# start of Data provided

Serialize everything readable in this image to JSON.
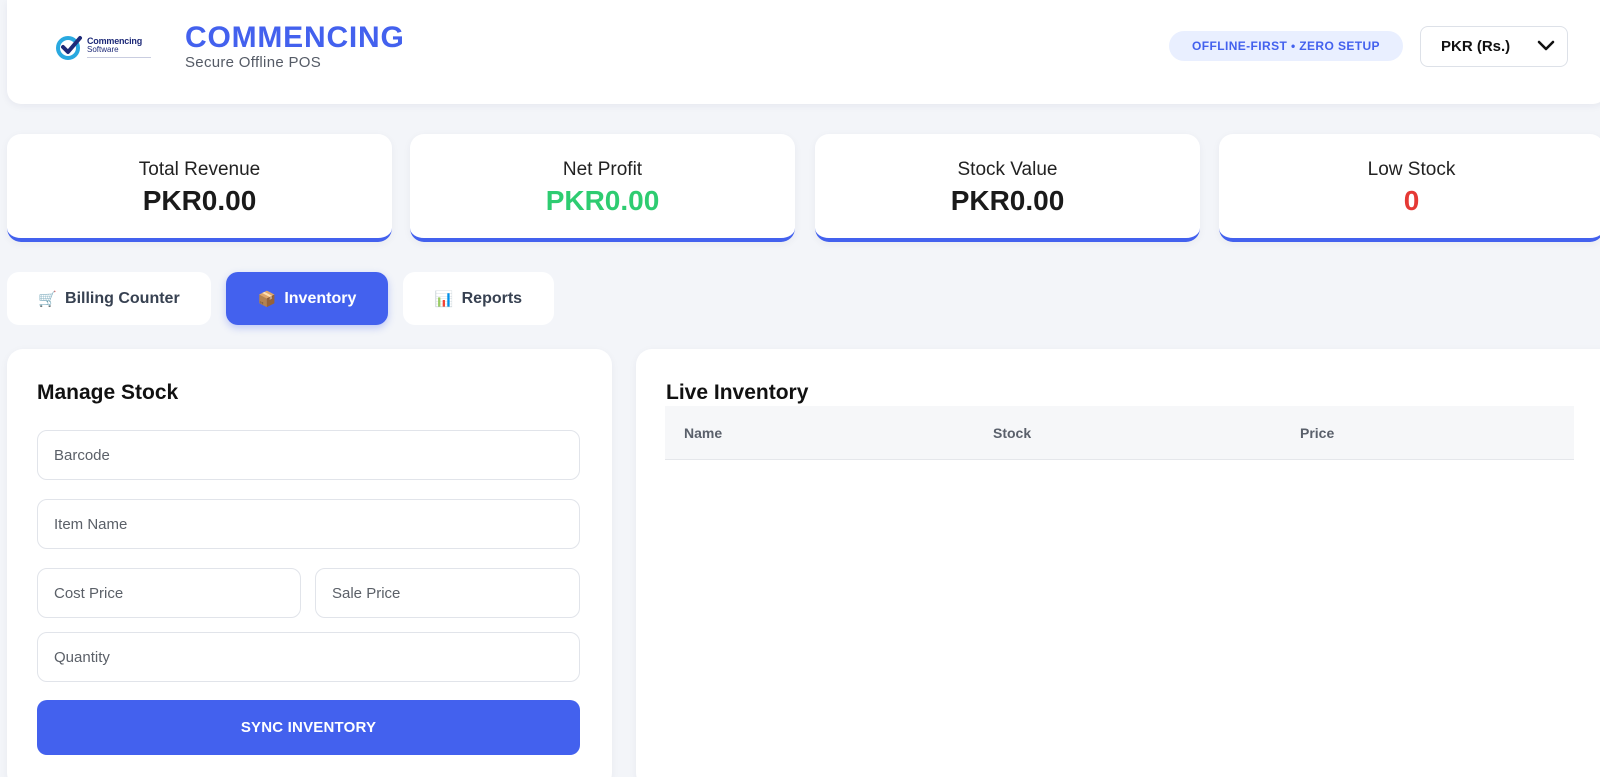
{
  "header": {
    "logo_text_1": "Commencing",
    "logo_text_2": "Software",
    "title": "COMMENCING",
    "subtitle": "Secure Offline POS",
    "badge": "OFFLINE-FIRST • ZERO SETUP",
    "currency_selected": "PKR (Rs.)",
    "colors": {
      "accent": "#4361ee",
      "badge_bg": "#e9efff"
    }
  },
  "stats": [
    {
      "label": "Total Revenue",
      "value": "PKR0.00"
    },
    {
      "label": "Net Profit",
      "value": "PKR0.00",
      "color": "#2ecc71"
    },
    {
      "label": "Stock Value",
      "value": "PKR0.00"
    },
    {
      "label": "Low Stock",
      "value": "0",
      "color": "#e53935"
    }
  ],
  "tabs": [
    {
      "icon": "🛒",
      "icon_name": "cart-icon",
      "label": "Billing Counter",
      "active": false
    },
    {
      "icon": "📦",
      "icon_name": "package-icon",
      "label": "Inventory",
      "active": true
    },
    {
      "icon": "📊",
      "icon_name": "chart-icon",
      "label": "Reports",
      "active": false
    }
  ],
  "manage_stock": {
    "title": "Manage Stock",
    "barcode_placeholder": "Barcode",
    "item_name_placeholder": "Item Name",
    "cost_price_placeholder": "Cost Price",
    "sale_price_placeholder": "Sale Price",
    "quantity_placeholder": "Quantity",
    "sync_label": "SYNC INVENTORY"
  },
  "live_inventory": {
    "title": "Live Inventory",
    "columns": [
      "Name",
      "Stock",
      "Price"
    ],
    "rows": []
  }
}
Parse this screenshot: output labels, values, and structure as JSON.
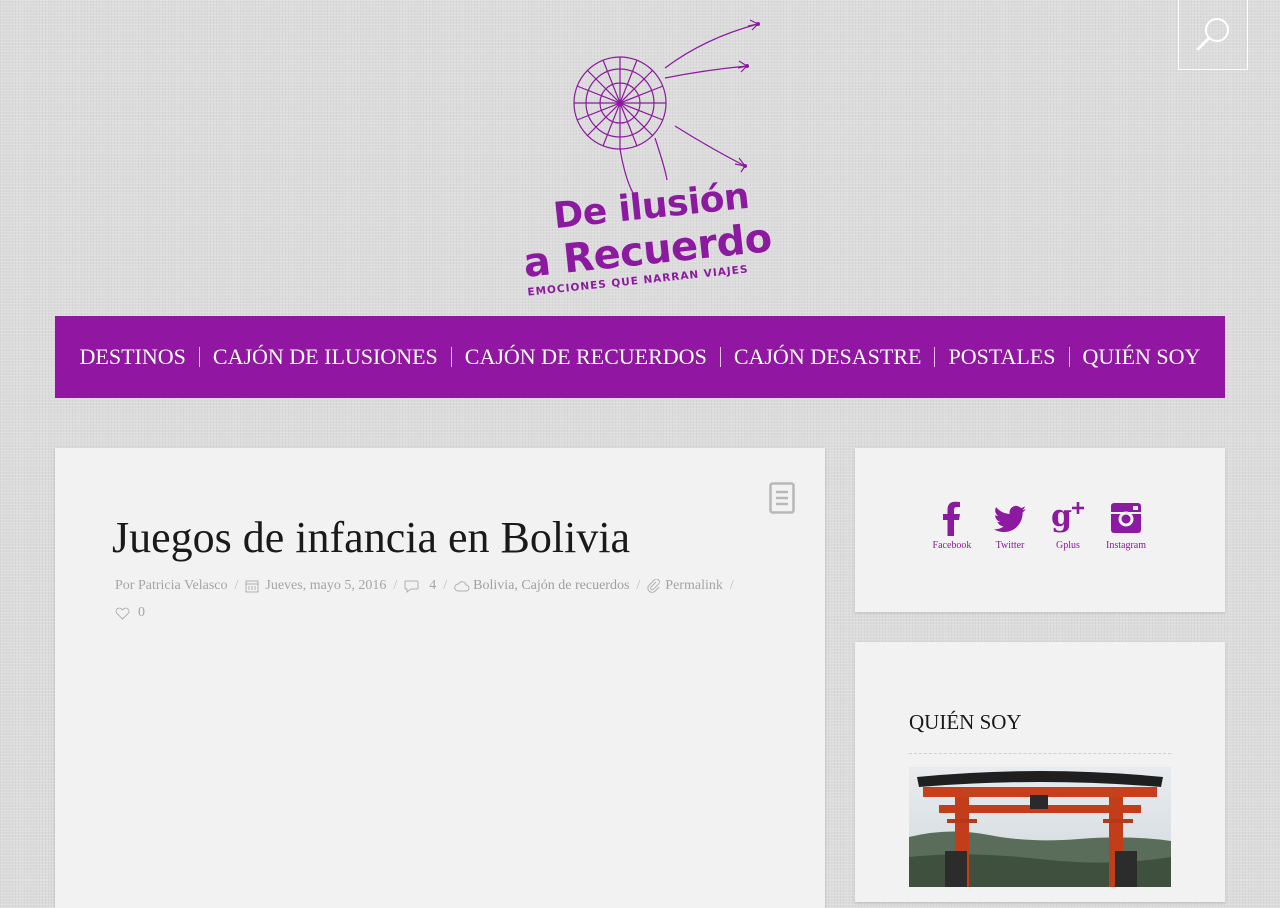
{
  "brand": {
    "line1": "De ilusión",
    "line2": "a Recuerdo",
    "tagline": "EMOCIONES QUE NARRAN VIAJES",
    "color": "#8b1aa0"
  },
  "search": {
    "icon": "search-icon"
  },
  "nav": {
    "color": "#9117a3",
    "items": [
      {
        "label": "DESTINOS"
      },
      {
        "label": "CAJÓN DE ILUSIONES"
      },
      {
        "label": "CAJÓN DE RECUERDOS"
      },
      {
        "label": "CAJÓN DESASTRE"
      },
      {
        "label": "POSTALES"
      },
      {
        "label": "QUIÉN SOY"
      }
    ]
  },
  "post": {
    "format_icon": "document-icon",
    "title": "Juegos de infancia en Bolivia",
    "author": "Por Patricia Velasco",
    "date": "Jueves, mayo 5, 2016",
    "comments": "4",
    "categories": "Bolivia, Cajón de recuerdos",
    "permalink": "Permalink",
    "likes": "0"
  },
  "social": {
    "items": [
      {
        "label": "Facebook",
        "icon": "facebook-icon"
      },
      {
        "label": "Twitter",
        "icon": "twitter-icon"
      },
      {
        "label": "Gplus",
        "icon": "google-plus-icon"
      },
      {
        "label": "Instagram",
        "icon": "instagram-icon"
      }
    ]
  },
  "about": {
    "title": "QUIÉN SOY"
  }
}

# end of Data provided

• **Exercise objective**
Tally the lines in the records above that contain the word "this", and give only that number.

• **Result of the task**
2